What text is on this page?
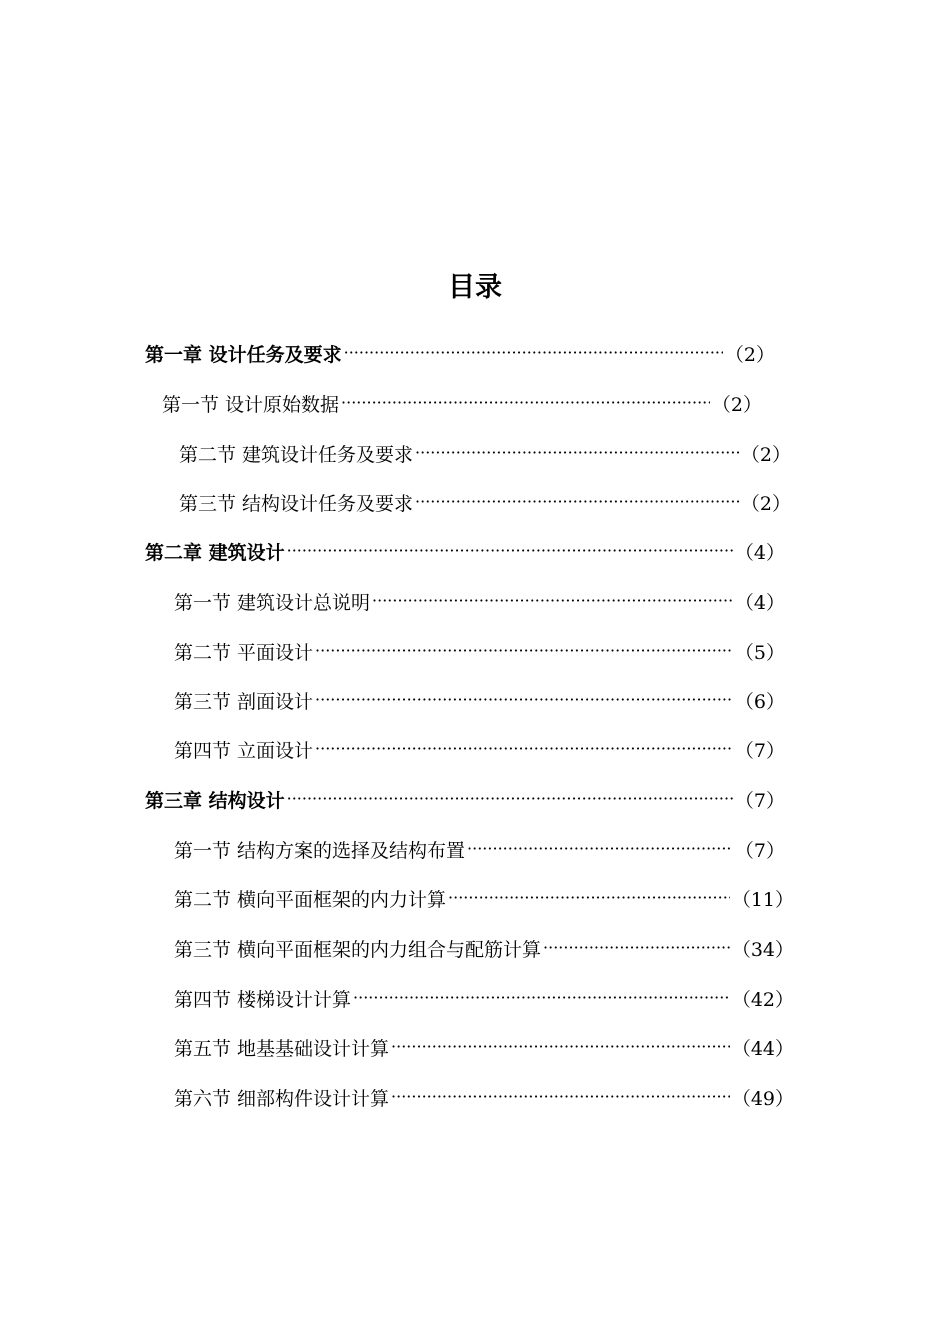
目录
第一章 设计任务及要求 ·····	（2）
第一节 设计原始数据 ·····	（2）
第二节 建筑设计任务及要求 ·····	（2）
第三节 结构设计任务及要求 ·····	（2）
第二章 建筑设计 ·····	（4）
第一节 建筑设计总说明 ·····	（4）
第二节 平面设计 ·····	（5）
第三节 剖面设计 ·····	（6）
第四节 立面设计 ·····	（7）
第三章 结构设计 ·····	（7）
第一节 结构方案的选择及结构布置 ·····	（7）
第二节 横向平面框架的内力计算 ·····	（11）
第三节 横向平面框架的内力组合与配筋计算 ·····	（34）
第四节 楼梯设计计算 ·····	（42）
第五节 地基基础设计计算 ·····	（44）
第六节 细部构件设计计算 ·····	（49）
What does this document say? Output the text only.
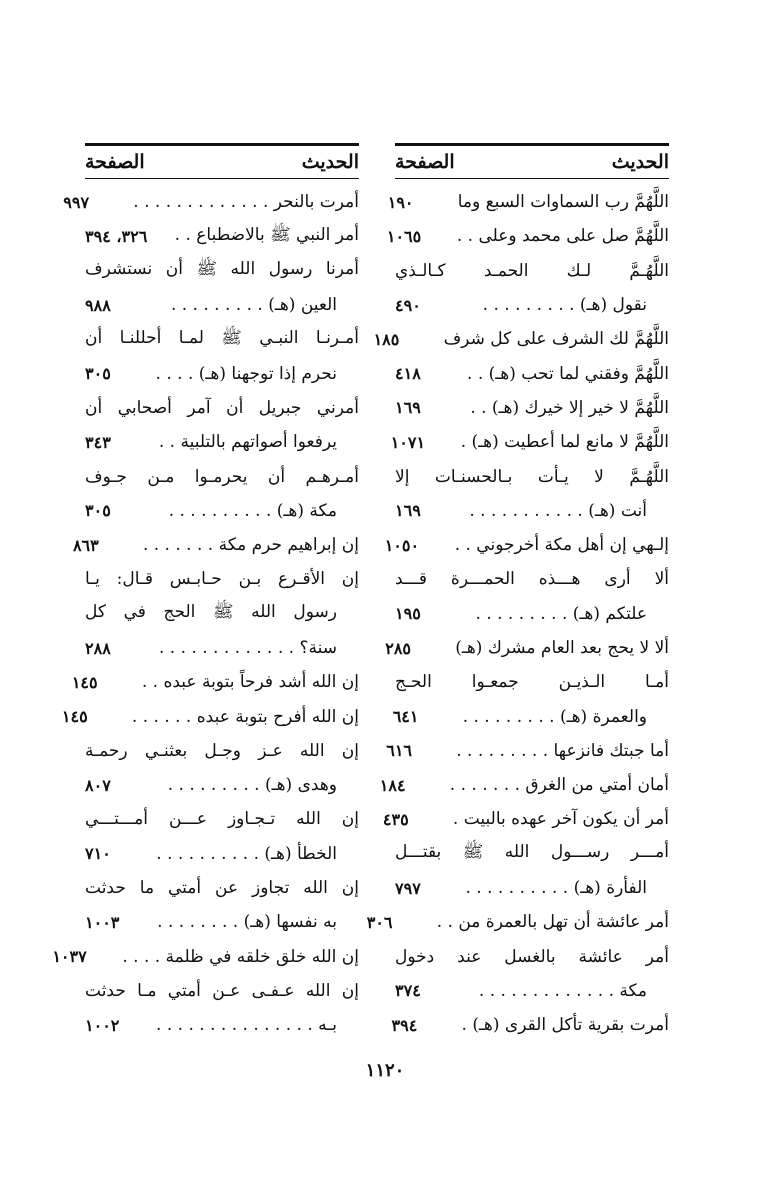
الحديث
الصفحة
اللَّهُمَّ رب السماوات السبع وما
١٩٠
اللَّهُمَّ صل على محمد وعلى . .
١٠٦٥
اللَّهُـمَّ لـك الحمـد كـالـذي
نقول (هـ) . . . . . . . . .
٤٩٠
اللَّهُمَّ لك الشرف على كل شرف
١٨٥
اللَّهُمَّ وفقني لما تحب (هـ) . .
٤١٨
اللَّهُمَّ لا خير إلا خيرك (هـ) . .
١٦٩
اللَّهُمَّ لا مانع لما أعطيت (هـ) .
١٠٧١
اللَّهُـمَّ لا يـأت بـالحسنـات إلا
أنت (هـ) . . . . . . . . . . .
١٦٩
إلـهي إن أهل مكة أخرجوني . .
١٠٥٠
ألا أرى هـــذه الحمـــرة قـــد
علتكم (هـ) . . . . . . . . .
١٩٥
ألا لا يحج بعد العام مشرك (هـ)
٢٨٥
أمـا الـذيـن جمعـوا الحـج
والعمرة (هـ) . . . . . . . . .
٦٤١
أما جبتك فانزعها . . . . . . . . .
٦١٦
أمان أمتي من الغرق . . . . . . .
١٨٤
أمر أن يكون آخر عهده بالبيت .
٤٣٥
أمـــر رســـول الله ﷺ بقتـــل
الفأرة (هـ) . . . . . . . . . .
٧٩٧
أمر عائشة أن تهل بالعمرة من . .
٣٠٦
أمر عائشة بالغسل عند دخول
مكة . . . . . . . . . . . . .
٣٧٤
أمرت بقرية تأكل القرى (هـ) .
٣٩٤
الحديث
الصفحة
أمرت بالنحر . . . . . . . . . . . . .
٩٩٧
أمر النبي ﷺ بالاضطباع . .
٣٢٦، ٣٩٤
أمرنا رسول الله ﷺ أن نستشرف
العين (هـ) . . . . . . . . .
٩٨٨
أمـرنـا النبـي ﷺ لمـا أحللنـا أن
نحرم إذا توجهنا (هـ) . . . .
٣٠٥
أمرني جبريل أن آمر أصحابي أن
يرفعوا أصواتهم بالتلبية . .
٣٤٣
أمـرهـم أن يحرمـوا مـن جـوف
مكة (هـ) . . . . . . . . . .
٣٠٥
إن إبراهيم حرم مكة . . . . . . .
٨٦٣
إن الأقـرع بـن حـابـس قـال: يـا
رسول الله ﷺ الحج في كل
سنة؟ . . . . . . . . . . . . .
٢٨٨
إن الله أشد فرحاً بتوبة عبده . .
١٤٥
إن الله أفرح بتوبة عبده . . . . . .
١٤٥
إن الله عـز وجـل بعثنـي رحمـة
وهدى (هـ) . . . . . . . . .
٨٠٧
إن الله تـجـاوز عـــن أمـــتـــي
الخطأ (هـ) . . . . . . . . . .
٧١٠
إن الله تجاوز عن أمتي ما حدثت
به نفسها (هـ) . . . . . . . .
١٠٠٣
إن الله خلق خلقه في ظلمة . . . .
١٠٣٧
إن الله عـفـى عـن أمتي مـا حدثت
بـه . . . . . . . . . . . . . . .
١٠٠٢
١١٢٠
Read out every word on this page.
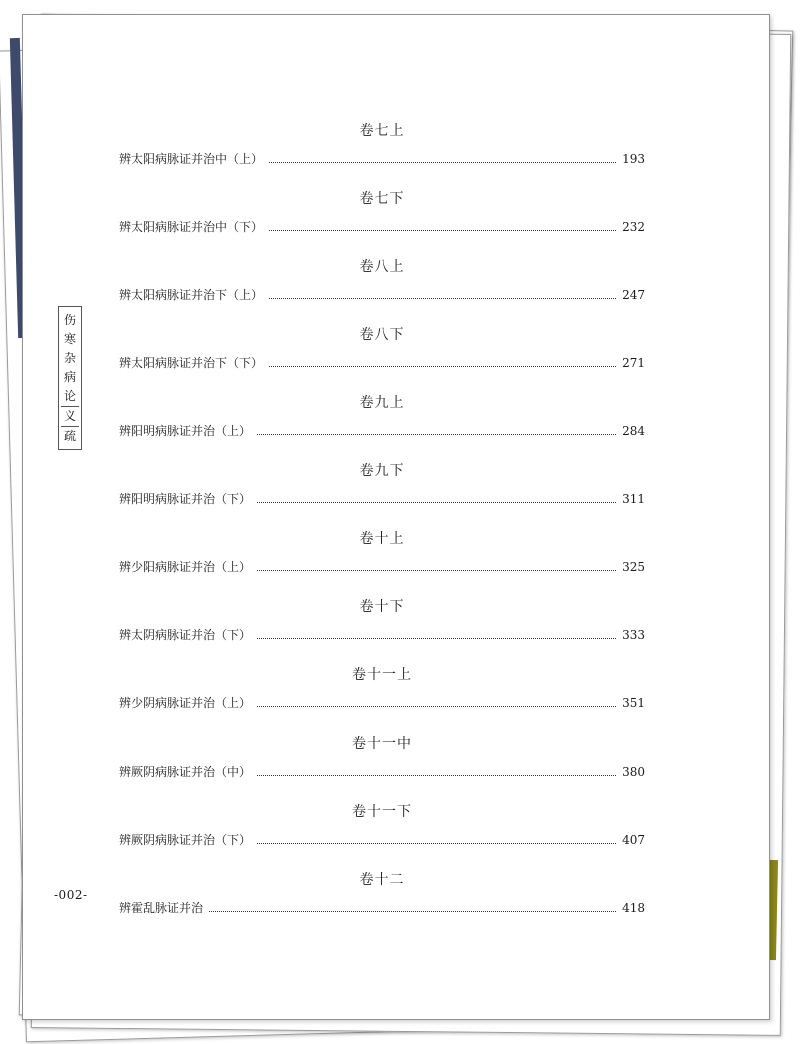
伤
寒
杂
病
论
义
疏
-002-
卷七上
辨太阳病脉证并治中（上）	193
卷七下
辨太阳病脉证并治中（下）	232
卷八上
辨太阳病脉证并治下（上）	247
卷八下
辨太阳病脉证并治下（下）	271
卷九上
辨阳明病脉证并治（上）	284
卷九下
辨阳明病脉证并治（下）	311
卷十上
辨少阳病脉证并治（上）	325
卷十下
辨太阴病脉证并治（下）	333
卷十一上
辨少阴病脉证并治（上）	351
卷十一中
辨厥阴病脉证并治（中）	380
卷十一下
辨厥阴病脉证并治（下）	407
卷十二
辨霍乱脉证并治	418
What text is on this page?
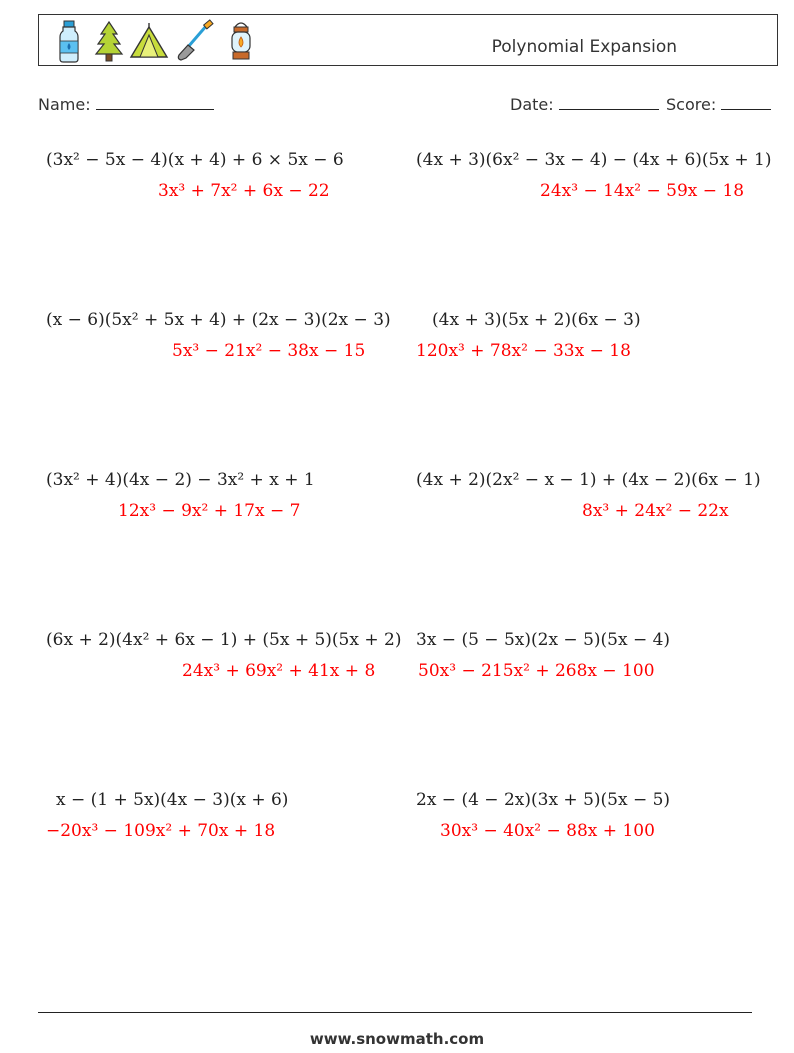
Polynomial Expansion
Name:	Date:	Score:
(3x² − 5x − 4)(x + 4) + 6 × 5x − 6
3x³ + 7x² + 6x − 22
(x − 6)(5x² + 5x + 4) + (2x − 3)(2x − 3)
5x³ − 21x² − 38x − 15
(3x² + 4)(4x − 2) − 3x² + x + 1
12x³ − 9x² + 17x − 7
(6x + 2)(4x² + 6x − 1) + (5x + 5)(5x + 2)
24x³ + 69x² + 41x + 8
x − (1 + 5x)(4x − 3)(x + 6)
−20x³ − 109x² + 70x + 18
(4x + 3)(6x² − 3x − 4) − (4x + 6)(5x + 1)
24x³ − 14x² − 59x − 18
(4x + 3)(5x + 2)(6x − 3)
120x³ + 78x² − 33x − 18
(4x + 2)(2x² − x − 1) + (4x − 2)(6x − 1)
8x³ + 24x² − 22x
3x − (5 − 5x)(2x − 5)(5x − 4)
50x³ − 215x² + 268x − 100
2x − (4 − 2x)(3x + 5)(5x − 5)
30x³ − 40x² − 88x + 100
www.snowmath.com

★ ★ ★

** What is asked **
Return each line of the data, keeping its wording exact and omitting pictures.

** Exercise answer **
What text is on this page?
目录
第一章 设计任务及要求 ·····	（2）
第一节 设计原始数据 ·····	（2）
第二节 建筑设计任务及要求 ·····	（2）
第三节 结构设计任务及要求 ·····	（2）
第二章 建筑设计 ·····	（4）
第一节 建筑设计总说明 ·····	（4）
第二节 平面设计 ·····	（5）
第三节 剖面设计 ·····	（6）
第四节 立面设计 ·····	（7）
第三章 结构设计 ·····	（7）
第一节 结构方案的选择及结构布置 ·····	（7）
第二节 横向平面框架的内力计算 ·····	（11）
第三节 横向平面框架的内力组合与配筋计算 ·····	（34）
第四节 楼梯设计计算 ·····	（42）
第五节 地基基础设计计算 ·····	（44）
第六节 细部构件设计计算 ·····	（49）
What does this document say? Output the text only.
الحديث
الصفحة
اللَّهُمَّ رب السماوات السبع وما
١٩٠
اللَّهُمَّ صل على محمد وعلى . .
١٠٦٥
اللَّهُـمَّ لـك الحمـد كـالـذي
نقول (هـ) . . . . . . . . .
٤٩٠
اللَّهُمَّ لك الشرف على كل شرف
١٨٥
اللَّهُمَّ وفقني لما تحب (هـ) . .
٤١٨
اللَّهُمَّ لا خير إلا خيرك (هـ) . .
١٦٩
اللَّهُمَّ لا مانع لما أعطيت (هـ) .
١٠٧١
اللَّهُـمَّ لا يـأت بـالحسنـات إلا
أنت (هـ) . . . . . . . . . . .
١٦٩
إلـهي إن أهل مكة أخرجوني . .
١٠٥٠
ألا أرى هـــذه الحمـــرة قـــد
علتكم (هـ) . . . . . . . . .
١٩٥
ألا لا يحج بعد العام مشرك (هـ)
٢٨٥
أمـا الـذيـن جمعـوا الحـج
والعمرة (هـ) . . . . . . . . .
٦٤١
أما جبتك فانزعها . . . . . . . . .
٦١٦
أمان أمتي من الغرق . . . . . . .
١٨٤
أمر أن يكون آخر عهده بالبيت .
٤٣٥
أمـــر رســـول الله ﷺ بقتـــل
الفأرة (هـ) . . . . . . . . . .
٧٩٧
أمر عائشة أن تهل بالعمرة من . .
٣٠٦
أمر عائشة بالغسل عند دخول
مكة . . . . . . . . . . . . .
٣٧٤
أمرت بقرية تأكل القرى (هـ) .
٣٩٤
الحديث
الصفحة
أمرت بالنحر . . . . . . . . . . . . .
٩٩٧
أمر النبي ﷺ بالاضطباع . .
٣٢٦، ٣٩٤
أمرنا رسول الله ﷺ أن نستشرف
العين (هـ) . . . . . . . . .
٩٨٨
أمـرنـا النبـي ﷺ لمـا أحللنـا أن
نحرم إذا توجهنا (هـ) . . . .
٣٠٥
أمرني جبريل أن آمر أصحابي أن
يرفعوا أصواتهم بالتلبية . .
٣٤٣
أمـرهـم أن يحرمـوا مـن جـوف
مكة (هـ) . . . . . . . . . .
٣٠٥
إن إبراهيم حرم مكة . . . . . . .
٨٦٣
إن الأقـرع بـن حـابـس قـال: يـا
رسول الله ﷺ الحج في كل
سنة؟ . . . . . . . . . . . . .
٢٨٨
إن الله أشد فرحاً بتوبة عبده . .
١٤٥
إن الله أفرح بتوبة عبده . . . . . .
١٤٥
إن الله عـز وجـل بعثنـي رحمـة
وهدى (هـ) . . . . . . . . .
٨٠٧
إن الله تـجـاوز عـــن أمـــتـــي
الخطأ (هـ) . . . . . . . . . .
٧١٠
إن الله تجاوز عن أمتي ما حدثت
به نفسها (هـ) . . . . . . . .
١٠٠٣
إن الله خلق خلقه في ظلمة . . . .
١٠٣٧
إن الله عـفـى عـن أمتي مـا حدثت
بـه . . . . . . . . . . . . . . .
١٠٠٢
١١٢٠
Read out every word on this page.
伤
寒
杂
病
论
义
疏
-002-
卷七上
辨太阳病脉证并治中（上）	193
卷七下
辨太阳病脉证并治中（下）	232
卷八上
辨太阳病脉证并治下（上）	247
卷八下
辨太阳病脉证并治下（下）	271
卷九上
辨阳明病脉证并治（上）	284
卷九下
辨阳明病脉证并治（下）	311
卷十上
辨少阳病脉证并治（上）	325
卷十下
辨太阴病脉证并治（下）	333
卷十一上
辨少阴病脉证并治（上）	351
卷十一中
辨厥阴病脉证并治（中）	380
卷十一下
辨厥阴病脉证并治（下）	407
卷十二
辨霍乱脉证并治	418
What text is on this page?
Polynomial Expansion
Name:	Date:	Score:
(3x² − 5x − 4)(x + 4) + 6 × 5x − 6
3x³ + 7x² + 6x − 22
(x − 6)(5x² + 5x + 4) + (2x − 3)(2x − 3)
5x³ − 21x² − 38x − 15
(3x² + 4)(4x − 2) − 3x² + x + 1
12x³ − 9x² + 17x − 7
(6x + 2)(4x² + 6x − 1) + (5x + 5)(5x + 2)
24x³ + 69x² + 41x + 8
x − (1 + 5x)(4x − 3)(x + 6)
−20x³ − 109x² + 70x + 18
(4x + 3)(6x² − 3x − 4) − (4x + 6)(5x + 1)
24x³ − 14x² − 59x − 18
(4x + 3)(5x + 2)(6x − 3)
120x³ + 78x² − 33x − 18
(4x + 2)(2x² − x − 1) + (4x − 2)(6x − 1)
8x³ + 24x² − 22x
3x − (5 − 5x)(2x − 5)(5x − 4)
50x³ − 215x² + 268x − 100
2x − (4 − 2x)(3x + 5)(5x − 5)
30x³ − 40x² − 88x + 100
www.snowmath.com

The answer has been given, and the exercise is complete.